__What the exercise asks__: Search the listing for the string "this" and copy every line that contains it.
□ □ □ □ □ □ □
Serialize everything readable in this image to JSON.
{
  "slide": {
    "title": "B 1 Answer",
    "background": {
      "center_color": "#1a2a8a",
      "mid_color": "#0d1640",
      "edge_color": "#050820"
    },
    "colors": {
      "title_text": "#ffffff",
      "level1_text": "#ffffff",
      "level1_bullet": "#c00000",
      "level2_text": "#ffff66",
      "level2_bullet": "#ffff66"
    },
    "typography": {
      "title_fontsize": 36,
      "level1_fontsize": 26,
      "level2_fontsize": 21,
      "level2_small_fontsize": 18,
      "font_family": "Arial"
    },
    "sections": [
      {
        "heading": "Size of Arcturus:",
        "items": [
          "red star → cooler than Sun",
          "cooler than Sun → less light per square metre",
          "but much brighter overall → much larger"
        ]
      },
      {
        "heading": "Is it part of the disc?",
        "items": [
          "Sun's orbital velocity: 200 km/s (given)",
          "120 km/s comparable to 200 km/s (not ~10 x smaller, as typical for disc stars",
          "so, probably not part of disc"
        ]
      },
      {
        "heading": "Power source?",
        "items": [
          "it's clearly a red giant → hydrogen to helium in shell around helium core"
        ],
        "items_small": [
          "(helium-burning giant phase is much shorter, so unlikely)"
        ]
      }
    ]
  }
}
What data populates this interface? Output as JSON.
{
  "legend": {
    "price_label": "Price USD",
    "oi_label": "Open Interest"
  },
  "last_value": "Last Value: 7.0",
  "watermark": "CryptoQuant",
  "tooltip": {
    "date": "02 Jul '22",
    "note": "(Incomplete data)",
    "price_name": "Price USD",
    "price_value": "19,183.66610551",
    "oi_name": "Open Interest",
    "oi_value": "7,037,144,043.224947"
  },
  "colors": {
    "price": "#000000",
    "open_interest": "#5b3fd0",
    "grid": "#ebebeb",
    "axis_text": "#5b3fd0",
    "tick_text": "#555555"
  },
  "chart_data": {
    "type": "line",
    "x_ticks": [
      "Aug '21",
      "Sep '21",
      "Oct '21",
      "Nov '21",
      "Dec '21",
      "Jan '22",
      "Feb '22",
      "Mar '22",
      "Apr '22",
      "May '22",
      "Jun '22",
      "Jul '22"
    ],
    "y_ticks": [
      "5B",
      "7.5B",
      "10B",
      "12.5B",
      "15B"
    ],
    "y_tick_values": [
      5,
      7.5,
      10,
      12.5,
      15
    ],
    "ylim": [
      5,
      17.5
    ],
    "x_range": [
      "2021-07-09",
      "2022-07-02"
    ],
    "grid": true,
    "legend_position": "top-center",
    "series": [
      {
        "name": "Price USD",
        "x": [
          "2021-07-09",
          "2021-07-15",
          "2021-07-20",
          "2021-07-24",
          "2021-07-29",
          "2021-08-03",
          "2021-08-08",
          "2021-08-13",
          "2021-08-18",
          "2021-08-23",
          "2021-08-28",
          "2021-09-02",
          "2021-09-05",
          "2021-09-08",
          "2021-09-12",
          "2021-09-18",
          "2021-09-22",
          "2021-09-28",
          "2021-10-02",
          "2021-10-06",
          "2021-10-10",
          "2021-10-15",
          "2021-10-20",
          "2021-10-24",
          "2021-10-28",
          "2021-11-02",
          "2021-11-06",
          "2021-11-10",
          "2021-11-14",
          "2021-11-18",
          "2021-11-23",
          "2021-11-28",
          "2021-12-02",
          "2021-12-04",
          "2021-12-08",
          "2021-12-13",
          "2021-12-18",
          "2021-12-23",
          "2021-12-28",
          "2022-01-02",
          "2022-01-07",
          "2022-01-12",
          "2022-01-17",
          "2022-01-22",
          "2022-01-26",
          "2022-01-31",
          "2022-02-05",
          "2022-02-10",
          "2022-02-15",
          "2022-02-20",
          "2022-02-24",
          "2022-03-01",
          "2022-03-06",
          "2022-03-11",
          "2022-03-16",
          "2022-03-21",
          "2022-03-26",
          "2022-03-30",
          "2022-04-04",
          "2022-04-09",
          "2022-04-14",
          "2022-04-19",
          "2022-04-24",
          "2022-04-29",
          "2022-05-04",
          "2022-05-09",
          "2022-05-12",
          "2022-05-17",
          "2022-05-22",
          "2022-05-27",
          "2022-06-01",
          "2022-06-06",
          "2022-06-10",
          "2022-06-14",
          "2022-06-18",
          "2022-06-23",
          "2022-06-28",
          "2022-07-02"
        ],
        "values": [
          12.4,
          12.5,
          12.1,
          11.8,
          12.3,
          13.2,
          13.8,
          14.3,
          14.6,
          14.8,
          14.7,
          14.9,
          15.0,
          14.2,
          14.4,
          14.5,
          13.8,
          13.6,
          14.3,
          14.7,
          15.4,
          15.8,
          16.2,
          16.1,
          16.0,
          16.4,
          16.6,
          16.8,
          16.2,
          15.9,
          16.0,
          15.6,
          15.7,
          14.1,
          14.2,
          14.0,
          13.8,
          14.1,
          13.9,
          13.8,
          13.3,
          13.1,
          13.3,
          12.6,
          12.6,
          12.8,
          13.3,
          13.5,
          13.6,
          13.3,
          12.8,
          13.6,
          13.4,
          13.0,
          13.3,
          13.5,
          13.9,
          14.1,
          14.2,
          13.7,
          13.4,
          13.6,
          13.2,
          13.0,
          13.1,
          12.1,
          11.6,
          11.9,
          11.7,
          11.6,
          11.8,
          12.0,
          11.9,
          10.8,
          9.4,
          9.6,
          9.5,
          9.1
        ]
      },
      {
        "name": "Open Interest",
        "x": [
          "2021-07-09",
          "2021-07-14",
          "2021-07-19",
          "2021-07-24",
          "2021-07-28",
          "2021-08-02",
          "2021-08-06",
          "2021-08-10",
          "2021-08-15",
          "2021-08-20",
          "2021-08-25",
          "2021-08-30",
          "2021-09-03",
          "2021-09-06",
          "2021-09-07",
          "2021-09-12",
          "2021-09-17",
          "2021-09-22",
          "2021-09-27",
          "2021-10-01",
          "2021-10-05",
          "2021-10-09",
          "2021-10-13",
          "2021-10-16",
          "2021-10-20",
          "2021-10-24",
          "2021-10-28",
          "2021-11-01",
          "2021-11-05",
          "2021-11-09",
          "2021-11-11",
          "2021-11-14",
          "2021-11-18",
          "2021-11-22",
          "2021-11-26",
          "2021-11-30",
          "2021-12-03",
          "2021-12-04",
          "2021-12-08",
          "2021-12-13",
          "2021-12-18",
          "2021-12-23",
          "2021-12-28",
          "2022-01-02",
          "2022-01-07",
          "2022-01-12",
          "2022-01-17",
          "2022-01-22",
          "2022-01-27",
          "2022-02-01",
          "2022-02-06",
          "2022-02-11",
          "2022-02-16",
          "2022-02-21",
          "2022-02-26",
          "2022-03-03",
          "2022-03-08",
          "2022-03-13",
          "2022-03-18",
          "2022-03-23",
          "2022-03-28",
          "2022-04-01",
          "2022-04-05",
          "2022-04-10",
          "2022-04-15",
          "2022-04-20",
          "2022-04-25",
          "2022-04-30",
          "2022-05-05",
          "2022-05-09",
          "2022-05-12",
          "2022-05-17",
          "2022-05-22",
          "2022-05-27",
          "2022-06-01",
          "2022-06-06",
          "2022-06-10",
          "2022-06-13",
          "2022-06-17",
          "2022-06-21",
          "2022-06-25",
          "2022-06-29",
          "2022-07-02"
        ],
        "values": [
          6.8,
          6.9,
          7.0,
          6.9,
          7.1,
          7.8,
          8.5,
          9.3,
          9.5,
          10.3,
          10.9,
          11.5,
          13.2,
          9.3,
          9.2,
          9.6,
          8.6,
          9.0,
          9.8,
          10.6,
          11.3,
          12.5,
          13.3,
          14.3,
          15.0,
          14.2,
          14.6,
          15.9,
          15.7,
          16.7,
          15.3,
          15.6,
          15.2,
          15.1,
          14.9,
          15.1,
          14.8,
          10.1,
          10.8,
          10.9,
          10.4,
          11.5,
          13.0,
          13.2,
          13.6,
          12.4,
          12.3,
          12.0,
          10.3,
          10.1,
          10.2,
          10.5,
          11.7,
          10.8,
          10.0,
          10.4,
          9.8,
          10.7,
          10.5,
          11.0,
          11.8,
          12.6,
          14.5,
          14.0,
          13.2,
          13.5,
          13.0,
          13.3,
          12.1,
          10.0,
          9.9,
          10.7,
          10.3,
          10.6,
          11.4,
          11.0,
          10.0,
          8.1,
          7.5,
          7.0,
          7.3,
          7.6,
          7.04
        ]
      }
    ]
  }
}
□ □ □ □ □ □ □
__Exercise result__:
Serialize everything readable in this image to JSON.
What data populates this interface? Output as JSON.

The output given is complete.